▸ **Directive**
Copy the entries below exactly. Images do not belong in the copy.

▸ **Exercise inputs**
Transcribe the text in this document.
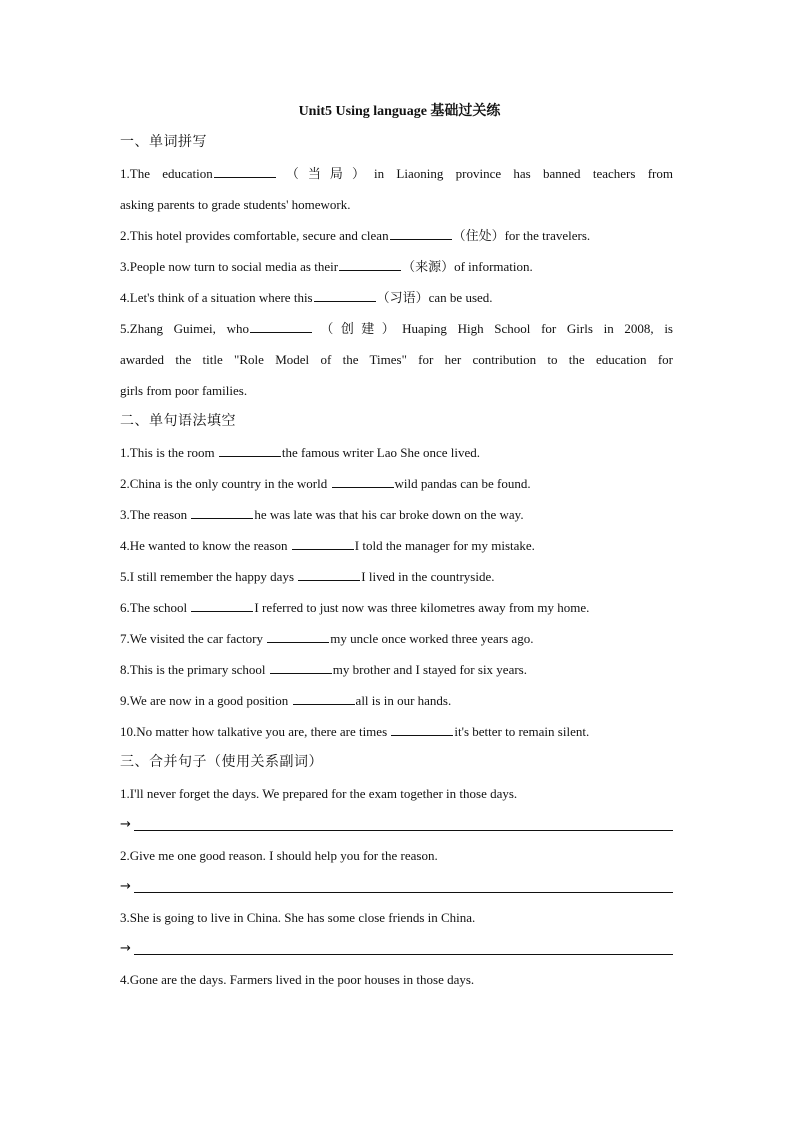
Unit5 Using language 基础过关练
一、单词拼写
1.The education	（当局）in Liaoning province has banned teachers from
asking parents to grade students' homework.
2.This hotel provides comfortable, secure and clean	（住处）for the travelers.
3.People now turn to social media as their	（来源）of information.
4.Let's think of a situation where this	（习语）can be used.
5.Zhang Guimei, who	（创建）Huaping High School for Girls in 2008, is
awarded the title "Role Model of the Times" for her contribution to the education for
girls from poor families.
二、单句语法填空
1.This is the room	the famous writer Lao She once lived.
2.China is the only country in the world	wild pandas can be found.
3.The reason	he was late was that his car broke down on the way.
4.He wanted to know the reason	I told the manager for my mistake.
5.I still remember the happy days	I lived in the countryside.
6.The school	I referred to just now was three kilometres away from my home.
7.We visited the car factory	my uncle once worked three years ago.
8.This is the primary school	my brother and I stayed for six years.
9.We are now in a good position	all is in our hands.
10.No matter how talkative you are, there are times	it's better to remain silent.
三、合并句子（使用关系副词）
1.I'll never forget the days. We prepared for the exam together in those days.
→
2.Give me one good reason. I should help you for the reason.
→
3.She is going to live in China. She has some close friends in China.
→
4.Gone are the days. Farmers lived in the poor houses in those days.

▸ **Answer**
Transcribe the text in this document.
Unit5 Using language 基础过关练
一、单词拼写
1.The education	（当局）in Liaoning province has banned teachers from
asking parents to grade students' homework.
2.This hotel provides comfortable, secure and clean	（住处）for the travelers.
3.People now turn to social media as their	（来源）of information.
4.Let's think of a situation where this	（习语）can be used.
5.Zhang Guimei, who	（创建）Huaping High School for Girls in 2008, is
awarded the title "Role Model of the Times" for her contribution to the education for
girls from poor families.
二、单句语法填空
1.This is the room	the famous writer Lao She once lived.
2.China is the only country in the world	wild pandas can be found.
3.The reason	he was late was that his car broke down on the way.
4.He wanted to know the reason	I told the manager for my mistake.
5.I still remember the happy days	I lived in the countryside.
6.The school	I referred to just now was three kilometres away from my home.
7.We visited the car factory	my uncle once worked three years ago.
8.This is the primary school	my brother and I stayed for six years.
9.We are now in a good position	all is in our hands.
10.No matter how talkative you are, there are times	it's better to remain silent.
三、合并句子（使用关系副词）
1.I'll never forget the days. We prepared for the exam together in those days.
→
2.Give me one good reason. I should help you for the reason.
→
3.She is going to live in China. She has some close friends in China.
→
4.Gone are the days. Farmers lived in the poor houses in those days.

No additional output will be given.